_提示本文_:
----

導入前後で起こった変化 ー 訓練頻度10倍、工数削減90%削減

導入後の効果について教えて下さい。

(菅野さん)標的型攻撃メール訓練の頻度や工数に関する課題感は解決できたと考えています。

具体的には、AironWorks導入後は追加費用無く、標的型攻撃メール訓練の頻度を年1回から月1回に増やすことができました。また、標的型攻撃メール訓練の事前準備(内容の調整)や訓練結果の把握についても工数を削減できています。

年1回実施されていた時と比較し、定量的にどの程度工数は削減できましたか?

(佐藤さん)当時は担当者が私一人しかいない状況で、訓練メールの文案を作成し、訓練メールを配信するシステムからメール配信する形で標的型攻撃メール訓練を実施していました。
訓練メールのテンプレートはあるものの、我々が業務で普段見ているメールの文面と合致していなかったため、かなり作り込む必要がありました。
また、訓練メールの送信リストも作成しなければならず、1回の訓練に対して全体で1週間程度が必要でした。現在は、1日以内に準備できるようになっています。

(菅野さん)AironWorksのサービス範囲で標的型攻撃メール訓練に必要な準備をカバーできています。また、具体的に工数をかけている準備作業は、アカウント管理、訓練内容のレビュー、定例でのディスカッション時間になります。

訓練に限らずですが、現在貴社の仕組みとして従業員からのエスカレーションについてはどのような運用をされているのでしょうか?

(菅野さん)今はSlackのセキュリティインシデント用チャンネルで報告を受けています。不審なメールの受信時、その他不安が有る場合は、まずは報告用チャンネルに報告いただき、その後詳細をヒアリングして調査を進める形で対応しています。

訓練の内容について、これ大丈夫かな?と不安に思うこともありませんか?

(菅野さん)標的型攻撃メール訓練に使用する訓練メールの文案をいただいた段階で特定の部署の業務に影響が出る可能性が高いと考えられる場合は、その時点で訓練対象から除くオペレーションにしています。訓練対象の調整ができるため社内で問題になったたことはありません。

例えば期末の時期だと特定の部署は特に忙しくなりますしね。

(菅野さん)例えば、ワクチン関連の訓練メール文案をご提案いただいた時、ちょうど同じタイミングで社内で実際にインフルエンザ予防接種の募集に関するメールが発出されていたことがありました。その際、ワクチンとは関係無い訓練メール文案を選択して実行いただいたので業務の妨げにならずに済みました。このように、訓練メールの文案を選択できることにより、標的型攻撃メール訓練が業務の妨害となってしまうリスクを低減できていると考えています。

----

[ページレイアウト解析データ]
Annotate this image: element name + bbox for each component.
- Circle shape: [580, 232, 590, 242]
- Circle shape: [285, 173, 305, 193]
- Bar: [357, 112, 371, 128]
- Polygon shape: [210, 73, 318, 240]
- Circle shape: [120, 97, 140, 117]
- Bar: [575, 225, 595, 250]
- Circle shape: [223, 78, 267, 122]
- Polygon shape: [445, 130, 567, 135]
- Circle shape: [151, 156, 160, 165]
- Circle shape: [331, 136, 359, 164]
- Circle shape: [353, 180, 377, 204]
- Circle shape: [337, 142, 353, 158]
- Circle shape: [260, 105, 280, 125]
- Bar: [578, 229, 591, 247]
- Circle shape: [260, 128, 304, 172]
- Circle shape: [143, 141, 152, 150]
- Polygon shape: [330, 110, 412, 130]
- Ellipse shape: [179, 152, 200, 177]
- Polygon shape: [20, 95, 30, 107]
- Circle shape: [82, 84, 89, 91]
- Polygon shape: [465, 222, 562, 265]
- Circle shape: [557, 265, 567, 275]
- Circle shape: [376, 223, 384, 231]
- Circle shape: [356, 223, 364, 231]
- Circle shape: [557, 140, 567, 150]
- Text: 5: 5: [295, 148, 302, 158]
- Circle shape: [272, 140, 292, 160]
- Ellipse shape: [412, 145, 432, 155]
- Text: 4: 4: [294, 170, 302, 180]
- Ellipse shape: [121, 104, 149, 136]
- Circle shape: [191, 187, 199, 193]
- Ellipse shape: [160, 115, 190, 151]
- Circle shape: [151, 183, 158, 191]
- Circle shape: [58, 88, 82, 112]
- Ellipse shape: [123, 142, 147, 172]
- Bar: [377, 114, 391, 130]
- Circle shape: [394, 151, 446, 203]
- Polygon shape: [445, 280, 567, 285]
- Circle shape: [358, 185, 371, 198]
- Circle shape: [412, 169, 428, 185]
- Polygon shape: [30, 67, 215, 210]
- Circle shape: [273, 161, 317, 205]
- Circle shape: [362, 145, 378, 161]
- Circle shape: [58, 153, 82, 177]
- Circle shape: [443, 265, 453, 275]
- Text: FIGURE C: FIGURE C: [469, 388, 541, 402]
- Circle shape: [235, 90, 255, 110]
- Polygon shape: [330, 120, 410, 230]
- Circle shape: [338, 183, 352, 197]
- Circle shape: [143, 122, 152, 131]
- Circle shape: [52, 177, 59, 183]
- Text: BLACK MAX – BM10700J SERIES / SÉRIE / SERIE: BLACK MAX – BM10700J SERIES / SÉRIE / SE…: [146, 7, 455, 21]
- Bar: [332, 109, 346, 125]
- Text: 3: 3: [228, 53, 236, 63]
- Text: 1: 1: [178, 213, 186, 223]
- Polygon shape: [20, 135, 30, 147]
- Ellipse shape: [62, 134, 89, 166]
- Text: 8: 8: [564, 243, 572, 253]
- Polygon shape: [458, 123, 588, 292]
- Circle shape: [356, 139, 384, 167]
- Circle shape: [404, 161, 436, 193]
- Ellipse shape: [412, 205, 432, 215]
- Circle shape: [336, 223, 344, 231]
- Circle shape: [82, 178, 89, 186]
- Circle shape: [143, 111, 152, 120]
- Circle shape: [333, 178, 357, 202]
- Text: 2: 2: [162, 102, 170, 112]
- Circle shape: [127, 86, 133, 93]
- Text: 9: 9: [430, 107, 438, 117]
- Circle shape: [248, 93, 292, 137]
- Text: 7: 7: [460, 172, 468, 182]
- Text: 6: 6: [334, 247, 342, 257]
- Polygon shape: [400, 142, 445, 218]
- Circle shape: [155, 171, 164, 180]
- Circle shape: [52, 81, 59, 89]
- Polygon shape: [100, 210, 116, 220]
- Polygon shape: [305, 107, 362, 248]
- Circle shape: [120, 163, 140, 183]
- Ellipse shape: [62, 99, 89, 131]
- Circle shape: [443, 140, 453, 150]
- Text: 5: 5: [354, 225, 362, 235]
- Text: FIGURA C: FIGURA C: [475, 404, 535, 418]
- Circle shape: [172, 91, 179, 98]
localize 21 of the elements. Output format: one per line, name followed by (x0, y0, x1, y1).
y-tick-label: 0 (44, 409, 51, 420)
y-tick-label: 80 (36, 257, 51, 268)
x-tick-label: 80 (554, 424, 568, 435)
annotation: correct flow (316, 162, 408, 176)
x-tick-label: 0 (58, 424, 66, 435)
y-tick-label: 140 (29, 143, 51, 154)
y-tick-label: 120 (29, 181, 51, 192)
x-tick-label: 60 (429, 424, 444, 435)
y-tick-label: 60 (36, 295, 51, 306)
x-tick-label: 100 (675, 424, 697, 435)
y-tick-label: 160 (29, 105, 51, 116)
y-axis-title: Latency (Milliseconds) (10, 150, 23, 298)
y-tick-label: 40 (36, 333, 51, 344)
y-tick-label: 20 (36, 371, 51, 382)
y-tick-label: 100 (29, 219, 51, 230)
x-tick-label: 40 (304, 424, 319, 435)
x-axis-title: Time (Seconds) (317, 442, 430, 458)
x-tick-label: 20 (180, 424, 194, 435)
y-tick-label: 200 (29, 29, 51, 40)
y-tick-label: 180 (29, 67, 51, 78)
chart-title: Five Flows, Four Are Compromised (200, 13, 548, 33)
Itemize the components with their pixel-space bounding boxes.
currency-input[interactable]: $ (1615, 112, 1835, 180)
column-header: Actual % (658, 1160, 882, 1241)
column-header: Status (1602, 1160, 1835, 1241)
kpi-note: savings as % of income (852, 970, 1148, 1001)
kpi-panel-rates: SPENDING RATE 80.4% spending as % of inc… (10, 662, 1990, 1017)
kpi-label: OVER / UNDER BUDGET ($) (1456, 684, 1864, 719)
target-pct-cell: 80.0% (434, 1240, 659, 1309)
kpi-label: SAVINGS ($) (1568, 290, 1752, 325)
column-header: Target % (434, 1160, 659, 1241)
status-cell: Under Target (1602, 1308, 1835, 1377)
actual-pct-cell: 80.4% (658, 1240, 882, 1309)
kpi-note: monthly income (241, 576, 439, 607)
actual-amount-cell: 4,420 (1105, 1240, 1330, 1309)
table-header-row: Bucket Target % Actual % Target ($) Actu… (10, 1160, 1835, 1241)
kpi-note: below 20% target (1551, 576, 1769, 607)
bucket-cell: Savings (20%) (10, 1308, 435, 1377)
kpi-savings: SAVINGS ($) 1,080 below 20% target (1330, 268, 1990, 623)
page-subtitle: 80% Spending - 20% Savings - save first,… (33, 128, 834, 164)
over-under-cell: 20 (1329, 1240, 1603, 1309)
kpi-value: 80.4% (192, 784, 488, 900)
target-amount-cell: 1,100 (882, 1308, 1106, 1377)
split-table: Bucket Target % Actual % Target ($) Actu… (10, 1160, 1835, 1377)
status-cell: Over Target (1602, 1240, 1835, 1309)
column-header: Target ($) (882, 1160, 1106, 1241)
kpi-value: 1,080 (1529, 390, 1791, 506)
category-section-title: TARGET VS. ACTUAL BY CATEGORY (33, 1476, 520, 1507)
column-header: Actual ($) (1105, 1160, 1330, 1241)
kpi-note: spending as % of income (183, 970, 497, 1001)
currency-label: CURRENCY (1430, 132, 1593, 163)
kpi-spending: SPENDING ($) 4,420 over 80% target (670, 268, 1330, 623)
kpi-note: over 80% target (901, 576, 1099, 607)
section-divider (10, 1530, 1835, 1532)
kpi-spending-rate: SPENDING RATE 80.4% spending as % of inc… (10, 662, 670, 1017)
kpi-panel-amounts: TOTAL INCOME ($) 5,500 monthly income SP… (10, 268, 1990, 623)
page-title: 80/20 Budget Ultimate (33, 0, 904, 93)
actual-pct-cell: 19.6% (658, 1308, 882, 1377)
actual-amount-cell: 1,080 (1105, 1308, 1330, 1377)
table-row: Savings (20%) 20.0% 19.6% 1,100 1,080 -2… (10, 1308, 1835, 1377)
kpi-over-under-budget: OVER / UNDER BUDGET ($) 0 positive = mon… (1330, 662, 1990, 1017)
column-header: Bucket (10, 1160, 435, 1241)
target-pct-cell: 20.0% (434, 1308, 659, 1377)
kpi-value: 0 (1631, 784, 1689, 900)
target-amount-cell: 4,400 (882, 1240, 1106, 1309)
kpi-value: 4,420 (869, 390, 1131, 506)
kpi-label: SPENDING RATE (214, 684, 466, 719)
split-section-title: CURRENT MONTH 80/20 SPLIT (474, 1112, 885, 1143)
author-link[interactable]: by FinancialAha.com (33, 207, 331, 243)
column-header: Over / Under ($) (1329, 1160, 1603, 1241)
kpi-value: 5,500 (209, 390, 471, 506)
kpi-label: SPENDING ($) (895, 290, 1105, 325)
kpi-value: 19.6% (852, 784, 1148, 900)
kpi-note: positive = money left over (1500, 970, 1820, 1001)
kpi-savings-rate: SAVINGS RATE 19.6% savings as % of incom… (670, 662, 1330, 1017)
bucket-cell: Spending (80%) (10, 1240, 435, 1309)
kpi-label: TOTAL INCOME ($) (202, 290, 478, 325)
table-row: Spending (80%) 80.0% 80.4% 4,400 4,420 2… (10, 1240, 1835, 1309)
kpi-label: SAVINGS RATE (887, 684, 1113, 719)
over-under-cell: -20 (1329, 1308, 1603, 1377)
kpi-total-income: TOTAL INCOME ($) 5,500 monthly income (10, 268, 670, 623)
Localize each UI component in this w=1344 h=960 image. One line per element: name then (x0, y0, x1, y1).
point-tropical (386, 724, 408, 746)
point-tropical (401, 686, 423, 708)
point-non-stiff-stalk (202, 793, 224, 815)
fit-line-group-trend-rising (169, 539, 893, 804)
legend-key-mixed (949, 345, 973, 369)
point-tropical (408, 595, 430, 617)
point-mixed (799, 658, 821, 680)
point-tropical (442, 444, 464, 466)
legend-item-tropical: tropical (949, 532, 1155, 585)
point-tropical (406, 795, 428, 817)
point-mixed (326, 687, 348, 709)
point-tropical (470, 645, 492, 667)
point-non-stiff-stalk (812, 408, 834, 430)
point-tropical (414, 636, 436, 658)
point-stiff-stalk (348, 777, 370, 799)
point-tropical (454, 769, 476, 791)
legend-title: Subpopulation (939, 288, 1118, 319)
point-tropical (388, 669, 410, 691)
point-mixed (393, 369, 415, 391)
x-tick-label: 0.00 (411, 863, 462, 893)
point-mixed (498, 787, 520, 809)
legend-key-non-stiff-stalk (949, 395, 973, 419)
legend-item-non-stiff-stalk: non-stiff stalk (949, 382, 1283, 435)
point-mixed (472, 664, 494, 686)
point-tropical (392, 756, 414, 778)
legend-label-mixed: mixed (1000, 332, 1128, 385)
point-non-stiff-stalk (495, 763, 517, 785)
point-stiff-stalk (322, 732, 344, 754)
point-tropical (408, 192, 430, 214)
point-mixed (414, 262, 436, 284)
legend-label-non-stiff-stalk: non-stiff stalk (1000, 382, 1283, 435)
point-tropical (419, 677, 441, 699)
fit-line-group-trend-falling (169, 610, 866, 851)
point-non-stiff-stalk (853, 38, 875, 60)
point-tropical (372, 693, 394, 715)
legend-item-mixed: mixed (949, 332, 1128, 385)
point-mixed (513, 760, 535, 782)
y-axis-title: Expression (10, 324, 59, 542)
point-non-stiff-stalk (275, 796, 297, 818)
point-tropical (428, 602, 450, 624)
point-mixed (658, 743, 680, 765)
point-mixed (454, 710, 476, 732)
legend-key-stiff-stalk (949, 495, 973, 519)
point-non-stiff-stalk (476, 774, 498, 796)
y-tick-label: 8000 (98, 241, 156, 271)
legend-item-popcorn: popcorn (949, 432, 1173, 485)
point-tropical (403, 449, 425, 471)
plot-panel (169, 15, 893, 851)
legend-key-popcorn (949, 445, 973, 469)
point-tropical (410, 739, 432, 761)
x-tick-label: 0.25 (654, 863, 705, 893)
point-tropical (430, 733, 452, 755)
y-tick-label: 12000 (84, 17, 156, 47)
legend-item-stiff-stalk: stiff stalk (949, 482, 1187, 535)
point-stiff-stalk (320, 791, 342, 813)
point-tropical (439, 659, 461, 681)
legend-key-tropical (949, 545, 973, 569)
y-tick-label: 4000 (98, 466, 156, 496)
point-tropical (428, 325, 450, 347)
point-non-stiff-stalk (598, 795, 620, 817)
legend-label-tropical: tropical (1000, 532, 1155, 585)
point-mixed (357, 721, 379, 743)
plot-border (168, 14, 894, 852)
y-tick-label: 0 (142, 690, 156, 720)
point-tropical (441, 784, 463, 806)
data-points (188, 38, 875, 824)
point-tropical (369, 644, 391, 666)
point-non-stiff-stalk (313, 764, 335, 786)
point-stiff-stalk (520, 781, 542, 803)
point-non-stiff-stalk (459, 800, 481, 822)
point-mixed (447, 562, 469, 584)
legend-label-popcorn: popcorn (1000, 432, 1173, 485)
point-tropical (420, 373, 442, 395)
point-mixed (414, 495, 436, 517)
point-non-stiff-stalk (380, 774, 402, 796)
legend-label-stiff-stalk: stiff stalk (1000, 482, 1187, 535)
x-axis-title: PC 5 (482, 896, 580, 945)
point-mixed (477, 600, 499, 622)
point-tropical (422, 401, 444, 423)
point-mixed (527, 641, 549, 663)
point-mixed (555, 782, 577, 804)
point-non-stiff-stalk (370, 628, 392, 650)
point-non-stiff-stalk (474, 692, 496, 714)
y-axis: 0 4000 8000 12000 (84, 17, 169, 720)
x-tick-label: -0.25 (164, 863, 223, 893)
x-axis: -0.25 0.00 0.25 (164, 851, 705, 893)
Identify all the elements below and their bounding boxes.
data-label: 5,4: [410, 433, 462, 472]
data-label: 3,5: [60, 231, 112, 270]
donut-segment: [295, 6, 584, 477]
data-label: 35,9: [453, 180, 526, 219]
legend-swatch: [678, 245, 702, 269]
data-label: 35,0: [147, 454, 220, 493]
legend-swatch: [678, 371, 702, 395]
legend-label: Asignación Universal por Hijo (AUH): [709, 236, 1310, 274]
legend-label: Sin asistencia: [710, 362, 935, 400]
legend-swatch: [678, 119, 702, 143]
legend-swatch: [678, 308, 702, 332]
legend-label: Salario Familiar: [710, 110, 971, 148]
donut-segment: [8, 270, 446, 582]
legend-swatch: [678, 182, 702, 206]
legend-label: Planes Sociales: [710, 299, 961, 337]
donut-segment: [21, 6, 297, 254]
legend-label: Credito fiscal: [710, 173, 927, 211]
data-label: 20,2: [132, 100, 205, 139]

----

_練習課題_:
- 1) 次の記述 (a)〜(c) が標的型攻撃メール訓練に関する本文と一致するか、それぞれ「はい」か「いいえ」で答え、判断の根拠となる本文の語句をそのまま引用してください。
(a) AironWorks導入後、訓練の頻度は年1回から月1回になった。
(b) 訓練頻度を増やすために追加費用が発生した。
(c) 従業員からのエスカレーションはメールで受け付けている。
- 2) 標的型攻撃メール訓練に関する本文によると、年1回実施していた当時、1回の訓練には全体でどの程度の期間が必要でしたか。
- 3) 標的型攻撃メール訓練に関する本文を、最後の文の後から引き継いで書き進めてください。

_各課題の結果_:
- 1)
(a) はい — 「標的型攻撃メール訓練の頻度を年1回から月1回に増やすことができました」
(b) いいえ — 「AironWorks導入後は追加費用無く」
(c) いいえ — 「今はSlackのセキュリティインシデント用チャンネルで報告を受けています」

- 2) 1週間程度が必要でした。

- 3)
運用でリスクを未然に防げているということですね。
リアリティのある攻撃を希望する一方で、従業員の意識が高まりすぎて、総務からくる全社宛にくる絶対に見てほしいメールも警戒されて見られないといった通常周知に影響が発生したことはありますか?

(菅野さん)当社は、SlackやNotionを社内周知に利用しており、メールを使用することは稀です。そのため通常周知に影響する可能性は低いと考えています。
ただ、標的型攻撃メール訓練の効果により、フィッシングではない通常のメールと思われるメールについても「不審なメールではないか?」と報告を受けることが増えたと感じます。

AironWorksを導入したことでセキュリティ対策や従業員教育について新たに取り組めたことはありますか?

(菅野さん)前述のとおり、標的型攻撃メール訓練の頻度を増やしたことにより役員および従業員のセキュリティ意識がより向上したと考えています。また、標的型攻撃メール訓練を通じて全社的に「セキュリティ関連で困った場合はまずセキュリティ担当者に相談する」という認知の向上が副次的な効果として得られました。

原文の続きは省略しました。